[Texto de estudio]:
La primera vez que Patricia Tévez acudió a la fiscalía de Buenos Aires, Argentina, para exigir que el sistema hiciera algo para proteger a su marido, que estaba siendo torturado y violentado dentro de una prisión, se sintió perdida y sola. Con sus dos hijos pequeños a su lado, se quedó en la oficina sin apoyo y sin saber qué hacer a continuación. Lo que sí sabía es que si no hacía algo, su marido podría ser asesinado. Las autoridades le dijeron que todo estaba bien.
Fue entonces cuando Patricia conoció a Andrea Casamento, la madre de un joven que había estado en una situación muy similar. Ella había recibido llamadas de su hijo, que estaba recluido en el Centro Penitenciario de Ezeiza, un departamento a 20 kilómetros al sur de la capital del país, diciendo que lo único que tenía era ropa interior, y que había pasado muchas horas sin comer. Le dijo que si no encontraba pronto una forma de salir de la cárcel, se quitaría la vida.
Patricia recuerda bien esa sensación: «Nuestros familiares nos dicen ‘vete a la oficina del Defensor del Pueblo, di esto o aquello’, pero nos explican las cosas con palabras que no entendemos. Las familiares no somos abogados. Por eso las familiares no van, no preguntan y no reclaman sus derechos».
Andrea y Patricia se han enfrentado a la realidad de miles de mujeres cuyos familiares están en prisión: enfrentarse a un intrincado laberinto de instituciones, mecanismos y vulnerabilidades que violan sistemáticamente los derechos de sus seres queridos, así como los suyos propios.
Según explica Coletta Youngers, la asesora principal de WOLA, «La narrativa de los derechos humanos en torno a los sistemas penitenciarios en América Latina se ha centrado en gran medida en las personas que están dentro de las rejas. Pero también debemos tener en cuenta, desde una perspectiva de género, quiénes se quedan detrás cuando las personas son detenidas y cómo sus vidas cambian prácticamente de la noche a la mañana».
Las mujeres constituyen la mayoría de las personas que cuidan de las personas privadas de libertad en toda América Latina. A menudo son las responsables de conseguir alimentos, medicinas y otras necesidades esenciales que los Estados no proporcionan.

[Consigna 1]:
Según el texto sobre las familiares de personas presas, ¿a qué distancia de la capital del país se encuentra el Centro Penitenciario de Ezeiza?
[Consigna 2]:
Por favor, reproduce sin cambios el fragmento del texto sobre las familiares de personas presas que va desde «Patricia recuerda bien» hasta «los suyos propios.».
[Consigna 3]:
Prosigue el texto sobre las familiares de personas presas a partir de su última oración.

[Datos proporcionados]:
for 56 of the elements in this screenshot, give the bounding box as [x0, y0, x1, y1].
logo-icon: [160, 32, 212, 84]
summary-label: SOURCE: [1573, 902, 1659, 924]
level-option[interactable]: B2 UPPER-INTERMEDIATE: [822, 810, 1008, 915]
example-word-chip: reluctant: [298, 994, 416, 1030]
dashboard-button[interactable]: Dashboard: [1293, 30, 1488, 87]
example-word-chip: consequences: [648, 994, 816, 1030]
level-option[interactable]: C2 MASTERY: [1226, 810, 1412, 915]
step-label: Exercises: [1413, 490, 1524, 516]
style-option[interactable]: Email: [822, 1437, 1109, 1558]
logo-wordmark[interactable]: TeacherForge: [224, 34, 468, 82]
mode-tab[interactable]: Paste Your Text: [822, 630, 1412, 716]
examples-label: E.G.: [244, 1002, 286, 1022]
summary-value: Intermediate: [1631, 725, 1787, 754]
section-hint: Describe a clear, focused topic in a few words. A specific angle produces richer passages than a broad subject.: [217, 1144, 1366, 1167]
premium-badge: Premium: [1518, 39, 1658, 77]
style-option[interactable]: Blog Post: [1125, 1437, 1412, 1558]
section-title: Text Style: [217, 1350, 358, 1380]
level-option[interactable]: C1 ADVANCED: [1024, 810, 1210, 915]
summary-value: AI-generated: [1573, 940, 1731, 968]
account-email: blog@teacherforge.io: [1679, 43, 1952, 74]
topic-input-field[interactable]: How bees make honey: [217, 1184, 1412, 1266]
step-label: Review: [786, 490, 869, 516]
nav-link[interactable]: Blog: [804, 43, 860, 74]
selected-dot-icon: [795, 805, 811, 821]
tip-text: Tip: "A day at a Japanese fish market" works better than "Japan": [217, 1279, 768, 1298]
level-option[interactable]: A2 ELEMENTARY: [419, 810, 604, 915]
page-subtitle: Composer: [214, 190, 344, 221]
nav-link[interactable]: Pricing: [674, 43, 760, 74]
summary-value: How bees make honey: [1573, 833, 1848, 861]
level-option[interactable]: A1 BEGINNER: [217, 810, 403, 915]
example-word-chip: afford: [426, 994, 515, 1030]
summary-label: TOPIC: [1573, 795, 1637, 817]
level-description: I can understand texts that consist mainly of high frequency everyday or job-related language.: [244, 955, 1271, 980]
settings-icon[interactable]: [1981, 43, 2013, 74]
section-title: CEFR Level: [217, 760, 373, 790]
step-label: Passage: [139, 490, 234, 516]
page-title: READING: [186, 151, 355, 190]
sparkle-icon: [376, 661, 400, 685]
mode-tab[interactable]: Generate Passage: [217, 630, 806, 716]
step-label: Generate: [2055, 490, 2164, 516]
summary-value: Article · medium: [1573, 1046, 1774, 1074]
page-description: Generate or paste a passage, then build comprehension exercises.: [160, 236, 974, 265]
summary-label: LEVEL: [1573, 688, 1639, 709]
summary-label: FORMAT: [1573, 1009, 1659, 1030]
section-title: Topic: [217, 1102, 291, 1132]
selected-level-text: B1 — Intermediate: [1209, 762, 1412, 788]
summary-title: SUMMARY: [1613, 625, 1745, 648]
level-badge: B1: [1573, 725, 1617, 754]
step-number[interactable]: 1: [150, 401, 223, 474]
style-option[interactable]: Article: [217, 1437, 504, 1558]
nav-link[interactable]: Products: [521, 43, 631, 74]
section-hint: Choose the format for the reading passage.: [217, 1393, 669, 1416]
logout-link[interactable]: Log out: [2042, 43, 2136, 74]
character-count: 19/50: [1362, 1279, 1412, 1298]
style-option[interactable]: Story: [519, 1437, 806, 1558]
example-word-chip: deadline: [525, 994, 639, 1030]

[Espacio de respuesta 1]:
A 20 kilómetros al sur de la capital del país.

[Espacio de respuesta 2]:
Patricia recuerda bien esa sensación: «Nuestros familiares nos dicen ‘vete a la oficina del Defensor del Pueblo, di esto o aquello’, pero nos explican las cosas con palabras que no entendemos. Las familiares no somos abogados. Por eso las familiares no van, no preguntan y no reclaman sus derechos».
Andrea y Patricia se han enfrentado a la realidad de miles de mujeres cuyos familiares están en prisión: enfrentarse a un intrincado laberinto de instituciones, mecanismos y vulnerabilidades que violan sistemáticamente los derechos de sus seres queridos, así como los suyos propios.

[Espacio de respuesta 3]:
La situación es notablemente diferente cuando miramos a las mujeres que están detenidas. Patricia hace una dura comparación: “Vos vas a las cárceles de mujeres y ves que son muy poquitas las mujeres que reciben visitas de sus esposos. Pero en las cárceles de hombres es interminable la cola de mamás, abuelas, hermanas y esposas que se hacen cargo de sus hogares y de ellos también. […] Que le alcance la mercadería, que reciba remedios, hacer los trámites, la papelería, etc. Las mujeres nos encargamos de todo”.
Pero, ¿quién se ocupa de las mujeres?
Aquí es donde entra ACIFAD.
La Asociación Civil para Familiares de Detenidos en Cárceles Federales (ACIFAD) es una organización integrada por personas que incluyen a familiares de personas en prisión y diversos profesionales, como abogados, psicólogos, sociólogos y antropólogos. Esta interseccionalidad crea un enfoque integral y articulado para apoyar, acompañar y defender los derechos de las familiares y sus seres queridos privados de libertad.
La organización ofrece servicios de respuesta de emergencia con una línea de atención telefónica a la que las familiares pueden llamar para hacer preguntas sobre cómo tratar un caso concreto, a quién dirigirse o simplemente para compartir una preocupación. La línea directa también recibe llamadas directamente de personas en prisión que quieren denunciar la violencia o las condiciones en las que se encuentran. Este es un medio fundamental para documentar y denunciar las continuas violaciones de los derechos humanos.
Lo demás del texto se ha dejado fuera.